The study area is the Y field (Fig. 1), which has three exploration wells (Y-01, Y-02, Y03) situated in the central Bredasdorp Basin offshore of South Africa (Brown 1995; McMillan et al. 1997). An additional exploration well(X-01) in Field X, approximately 6 km from the Y field, is used for broad correlation. The primary target of this study is in the Lower Cretaceous (Valaginian to Albian age) sediments where hydrocarbon has been discovered within the 5At1 to 13At1 interval (Petroleum Agency 2003).

Fig. 1
figure 1

Location map of study are showing wells used in this study in red circle

Extensive work has been done on the geology and petroleum system of the Bredasdorp Basin that is bounded by the southern Outeniqua basin, of which recent hydrocarbon was discovered. In one of those studies in the central Bredasdorp Basin, it was documented that some gas reservoirs are thin, which are cumbersome or unidentifiable on a seismic scale (Corbett et al. 2011; Grobbler 2005; Turner et al. 2000). Previous studies in the Bredasdorp Basin on reservoir characterization include (Baiyegunhi et al. 2020a, 2020b, 2020c; Barton 1997; Mudaly et al. 2009; Opuwari et al. 2020a, b; Opuwari et al. 2021; Saffou et al. 2020). Although there is an in-house study by an oil and gas company on the reservoir architecture description and characterization of the Bredasdorp Basin, there is still a gap in the published literature on comprehensive reservoir characterization of the central part of Bredasdorp Basin. Previous seismic data acquired in the study area have poor resolutions, making it challenging to create plausible geological models.

This study is to provide solution to this knowledge gap by using the newly acquired seismic data with an enhanced resolution, integrating core and well logs. The study has produced a calculated volume of gas in the 10At1 and 13At1 sand and identified areas to focus during further field development programme because of the good reservoir quality. Improved seismic resolution enhanced the accuracy of results. Consequently, this paper presents importance of an integrated approach to reservoir characterization.

# # # #

**Problems to work on**
a. Retype the Bredasdorp Basin excerpt word for word, between "The study area is" and "(Petroleum Agency 2003).", inclusive.
b. Answer these questions from the Bredasdorp Basin excerpt:
(i) How many exploration wells does the Y field have?
(ii) Approximately how far is Field X from the Y field?
(iii) For which sands did the study produce a calculated volume of gas?

**Data provided**
# # # #

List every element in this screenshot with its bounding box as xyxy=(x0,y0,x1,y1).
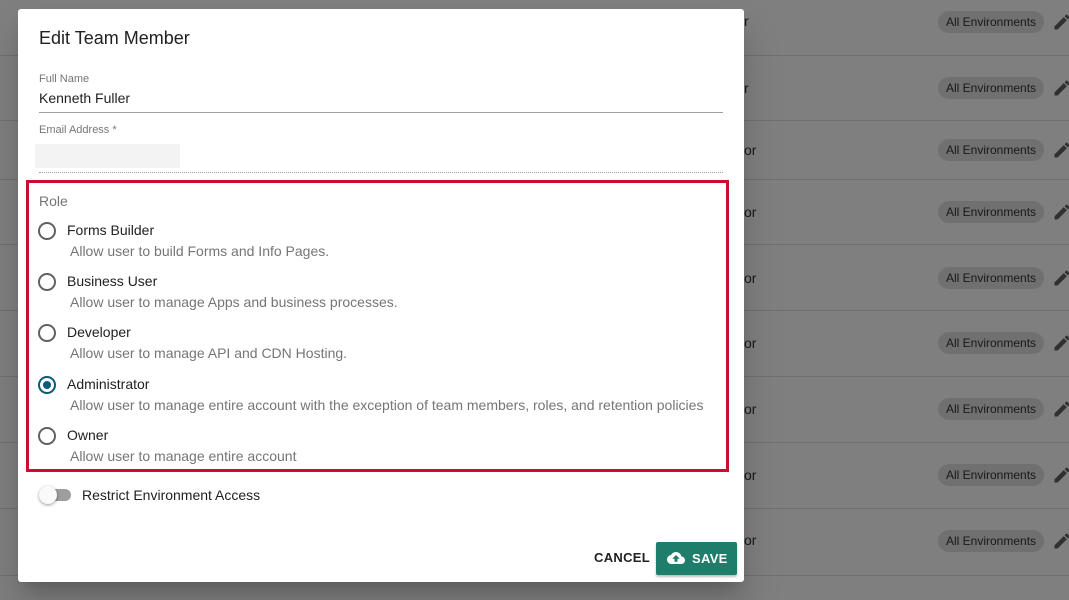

# # # #

**Responses to the exercise**
a.
The study area is the Y field (Fig. 1), which has three exploration wells (Y-01, Y-02, Y03) situated in the central Bredasdorp Basin offshore of South Africa (Brown 1995; McMillan et al. 1997). An additional exploration well(X-01) in Field X, approximately 6 km from the Y field, is used for broad correlation. The primary target of this study is in the Lower Cretaceous (Valaginian to Albian age) sediments where hydrocarbon has been discovered within the 5At1 to 13At1 interval (Petroleum Agency 2003).

b.
(i) Three (Y-01, Y-02, Y03).
(ii) Approximately 6 km.
(iii) The 10At1 and 13At1 sands.